---------- Records shown
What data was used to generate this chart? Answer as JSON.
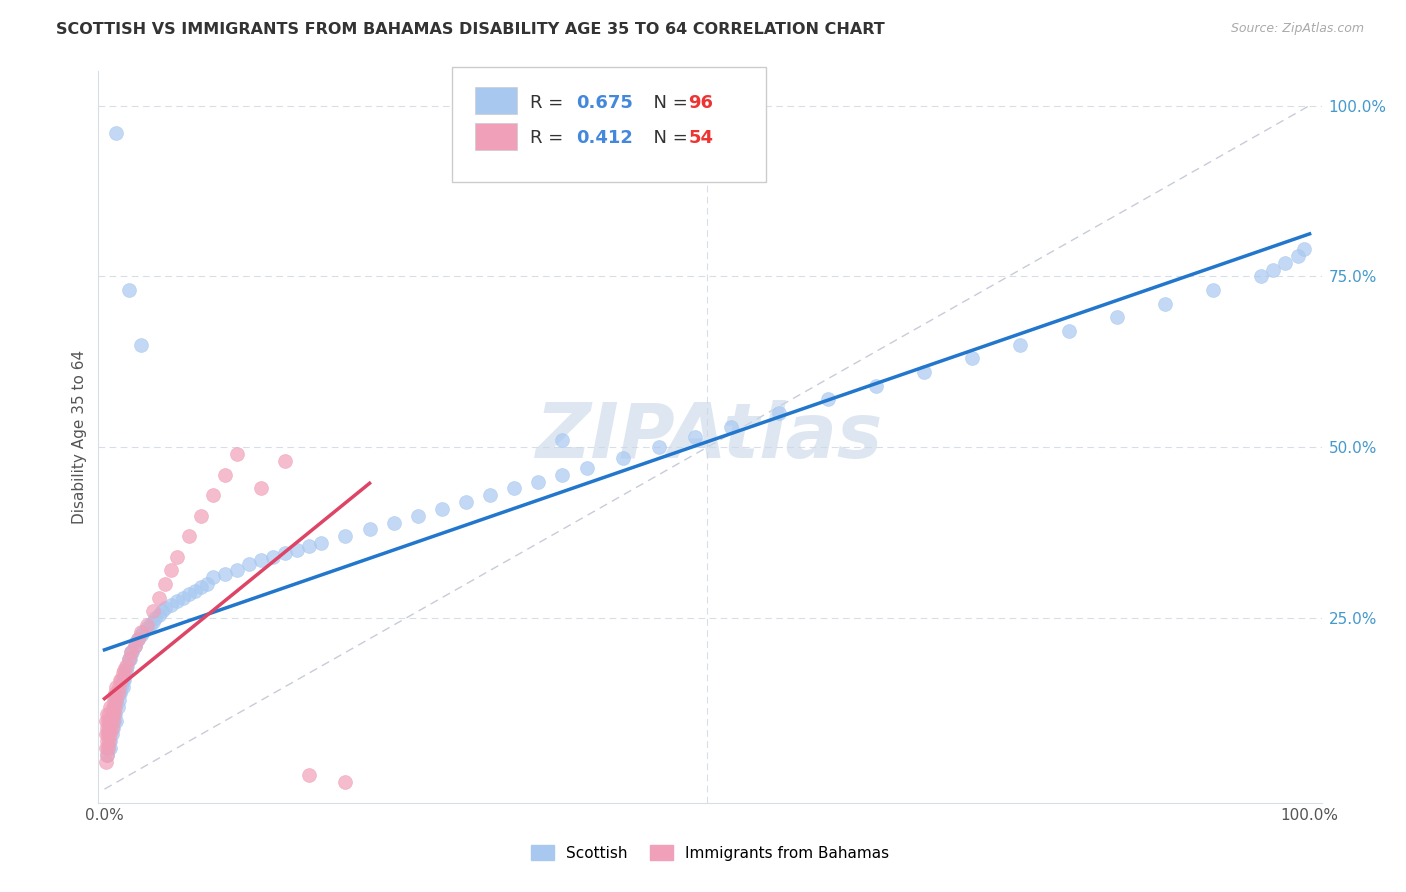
{
  "title": "SCOTTISH VS IMMIGRANTS FROM BAHAMAS DISABILITY AGE 35 TO 64 CORRELATION CHART",
  "source": "Source: ZipAtlas.com",
  "ylabel": "Disability Age 35 to 64",
  "blue_R": "0.675",
  "blue_N": "96",
  "pink_R": "0.412",
  "pink_N": "54",
  "blue_line_color": "#2277cc",
  "pink_line_color": "#dd4466",
  "blue_dot_color": "#a8c8f0",
  "pink_dot_color": "#f0a0b8",
  "grid_color": "#d8dde8",
  "ref_line_color": "#c8ccd8",
  "watermark_color": "#c8d8e8",
  "background_color": "#ffffff",
  "blue_x": [
    0.002,
    0.003,
    0.003,
    0.004,
    0.004,
    0.005,
    0.005,
    0.005,
    0.006,
    0.006,
    0.007,
    0.007,
    0.008,
    0.008,
    0.009,
    0.009,
    0.01,
    0.01,
    0.011,
    0.012,
    0.012,
    0.013,
    0.014,
    0.015,
    0.015,
    0.016,
    0.017,
    0.018,
    0.019,
    0.02,
    0.021,
    0.022,
    0.023,
    0.025,
    0.026,
    0.028,
    0.03,
    0.032,
    0.035,
    0.038,
    0.04,
    0.042,
    0.045,
    0.048,
    0.05,
    0.055,
    0.06,
    0.065,
    0.07,
    0.075,
    0.08,
    0.085,
    0.09,
    0.1,
    0.11,
    0.12,
    0.13,
    0.14,
    0.15,
    0.16,
    0.17,
    0.18,
    0.2,
    0.22,
    0.24,
    0.26,
    0.28,
    0.3,
    0.32,
    0.34,
    0.36,
    0.38,
    0.4,
    0.43,
    0.46,
    0.49,
    0.52,
    0.56,
    0.6,
    0.64,
    0.68,
    0.72,
    0.76,
    0.8,
    0.84,
    0.88,
    0.92,
    0.96,
    0.97,
    0.98,
    0.99,
    0.995,
    0.38,
    0.01,
    0.02,
    0.03
  ],
  "blue_y": [
    0.05,
    0.06,
    0.08,
    0.09,
    0.1,
    0.06,
    0.07,
    0.09,
    0.08,
    0.1,
    0.09,
    0.11,
    0.1,
    0.12,
    0.11,
    0.13,
    0.1,
    0.13,
    0.12,
    0.13,
    0.14,
    0.14,
    0.15,
    0.15,
    0.16,
    0.16,
    0.17,
    0.175,
    0.18,
    0.19,
    0.19,
    0.2,
    0.2,
    0.21,
    0.215,
    0.22,
    0.225,
    0.23,
    0.235,
    0.24,
    0.245,
    0.25,
    0.255,
    0.26,
    0.265,
    0.27,
    0.275,
    0.28,
    0.285,
    0.29,
    0.295,
    0.3,
    0.31,
    0.315,
    0.32,
    0.33,
    0.335,
    0.34,
    0.345,
    0.35,
    0.355,
    0.36,
    0.37,
    0.38,
    0.39,
    0.4,
    0.41,
    0.42,
    0.43,
    0.44,
    0.45,
    0.46,
    0.47,
    0.485,
    0.5,
    0.515,
    0.53,
    0.55,
    0.57,
    0.59,
    0.61,
    0.63,
    0.65,
    0.67,
    0.69,
    0.71,
    0.73,
    0.75,
    0.76,
    0.77,
    0.78,
    0.79,
    0.51,
    0.96,
    0.73,
    0.65
  ],
  "pink_x": [
    0.001,
    0.001,
    0.001,
    0.001,
    0.002,
    0.002,
    0.002,
    0.002,
    0.003,
    0.003,
    0.003,
    0.004,
    0.004,
    0.004,
    0.005,
    0.005,
    0.005,
    0.006,
    0.006,
    0.007,
    0.007,
    0.008,
    0.008,
    0.009,
    0.009,
    0.01,
    0.01,
    0.011,
    0.012,
    0.013,
    0.014,
    0.015,
    0.016,
    0.018,
    0.02,
    0.022,
    0.025,
    0.028,
    0.03,
    0.035,
    0.04,
    0.045,
    0.05,
    0.055,
    0.06,
    0.07,
    0.08,
    0.09,
    0.1,
    0.11,
    0.13,
    0.15,
    0.17,
    0.2
  ],
  "pink_y": [
    0.04,
    0.06,
    0.08,
    0.1,
    0.05,
    0.07,
    0.09,
    0.11,
    0.06,
    0.08,
    0.1,
    0.07,
    0.09,
    0.11,
    0.08,
    0.1,
    0.12,
    0.09,
    0.11,
    0.1,
    0.12,
    0.11,
    0.13,
    0.12,
    0.14,
    0.13,
    0.15,
    0.14,
    0.15,
    0.16,
    0.16,
    0.17,
    0.175,
    0.18,
    0.19,
    0.2,
    0.21,
    0.22,
    0.23,
    0.24,
    0.26,
    0.28,
    0.3,
    0.32,
    0.34,
    0.37,
    0.4,
    0.43,
    0.46,
    0.49,
    0.44,
    0.48,
    0.02,
    0.01
  ]
}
--------------------
■ Challenge ■
Pictures appear in the records above. Output everything except them, exactly.

■ Response to this task ■
What data was used to generate this chart? Answer as JSON.
{
  "title": "SCOTTISH VS IMMIGRANTS FROM BAHAMAS DISABILITY AGE 35 TO 64 CORRELATION CHART",
  "source": "Source: ZipAtlas.com",
  "ylabel": "Disability Age 35 to 64",
  "blue_R": "0.675",
  "blue_N": "96",
  "pink_R": "0.412",
  "pink_N": "54",
  "blue_line_color": "#2277cc",
  "pink_line_color": "#dd4466",
  "blue_dot_color": "#a8c8f0",
  "pink_dot_color": "#f0a0b8",
  "grid_color": "#d8dde8",
  "ref_line_color": "#c8ccd8",
  "watermark_color": "#c8d8e8",
  "background_color": "#ffffff",
  "blue_x": [
    0.002,
    0.003,
    0.003,
    0.004,
    0.004,
    0.005,
    0.005,
    0.005,
    0.006,
    0.006,
    0.007,
    0.007,
    0.008,
    0.008,
    0.009,
    0.009,
    0.01,
    0.01,
    0.011,
    0.012,
    0.012,
    0.013,
    0.014,
    0.015,
    0.015,
    0.016,
    0.017,
    0.018,
    0.019,
    0.02,
    0.021,
    0.022,
    0.023,
    0.025,
    0.026,
    0.028,
    0.03,
    0.032,
    0.035,
    0.038,
    0.04,
    0.042,
    0.045,
    0.048,
    0.05,
    0.055,
    0.06,
    0.065,
    0.07,
    0.075,
    0.08,
    0.085,
    0.09,
    0.1,
    0.11,
    0.12,
    0.13,
    0.14,
    0.15,
    0.16,
    0.17,
    0.18,
    0.2,
    0.22,
    0.24,
    0.26,
    0.28,
    0.3,
    0.32,
    0.34,
    0.36,
    0.38,
    0.4,
    0.43,
    0.46,
    0.49,
    0.52,
    0.56,
    0.6,
    0.64,
    0.68,
    0.72,
    0.76,
    0.8,
    0.84,
    0.88,
    0.92,
    0.96,
    0.97,
    0.98,
    0.99,
    0.995,
    0.38,
    0.01,
    0.02,
    0.03
  ],
  "blue_y": [
    0.05,
    0.06,
    0.08,
    0.09,
    0.1,
    0.06,
    0.07,
    0.09,
    0.08,
    0.1,
    0.09,
    0.11,
    0.1,
    0.12,
    0.11,
    0.13,
    0.1,
    0.13,
    0.12,
    0.13,
    0.14,
    0.14,
    0.15,
    0.15,
    0.16,
    0.16,
    0.17,
    0.175,
    0.18,
    0.19,
    0.19,
    0.2,
    0.2,
    0.21,
    0.215,
    0.22,
    0.225,
    0.23,
    0.235,
    0.24,
    0.245,
    0.25,
    0.255,
    0.26,
    0.265,
    0.27,
    0.275,
    0.28,
    0.285,
    0.29,
    0.295,
    0.3,
    0.31,
    0.315,
    0.32,
    0.33,
    0.335,
    0.34,
    0.345,
    0.35,
    0.355,
    0.36,
    0.37,
    0.38,
    0.39,
    0.4,
    0.41,
    0.42,
    0.43,
    0.44,
    0.45,
    0.46,
    0.47,
    0.485,
    0.5,
    0.515,
    0.53,
    0.55,
    0.57,
    0.59,
    0.61,
    0.63,
    0.65,
    0.67,
    0.69,
    0.71,
    0.73,
    0.75,
    0.76,
    0.77,
    0.78,
    0.79,
    0.51,
    0.96,
    0.73,
    0.65
  ],
  "pink_x": [
    0.001,
    0.001,
    0.001,
    0.001,
    0.002,
    0.002,
    0.002,
    0.002,
    0.003,
    0.003,
    0.003,
    0.004,
    0.004,
    0.004,
    0.005,
    0.005,
    0.005,
    0.006,
    0.006,
    0.007,
    0.007,
    0.008,
    0.008,
    0.009,
    0.009,
    0.01,
    0.01,
    0.011,
    0.012,
    0.013,
    0.014,
    0.015,
    0.016,
    0.018,
    0.02,
    0.022,
    0.025,
    0.028,
    0.03,
    0.035,
    0.04,
    0.045,
    0.05,
    0.055,
    0.06,
    0.07,
    0.08,
    0.09,
    0.1,
    0.11,
    0.13,
    0.15,
    0.17,
    0.2
  ],
  "pink_y": [
    0.04,
    0.06,
    0.08,
    0.1,
    0.05,
    0.07,
    0.09,
    0.11,
    0.06,
    0.08,
    0.1,
    0.07,
    0.09,
    0.11,
    0.08,
    0.1,
    0.12,
    0.09,
    0.11,
    0.1,
    0.12,
    0.11,
    0.13,
    0.12,
    0.14,
    0.13,
    0.15,
    0.14,
    0.15,
    0.16,
    0.16,
    0.17,
    0.175,
    0.18,
    0.19,
    0.2,
    0.21,
    0.22,
    0.23,
    0.24,
    0.26,
    0.28,
    0.3,
    0.32,
    0.34,
    0.37,
    0.4,
    0.43,
    0.46,
    0.49,
    0.44,
    0.48,
    0.02,
    0.01
  ]
}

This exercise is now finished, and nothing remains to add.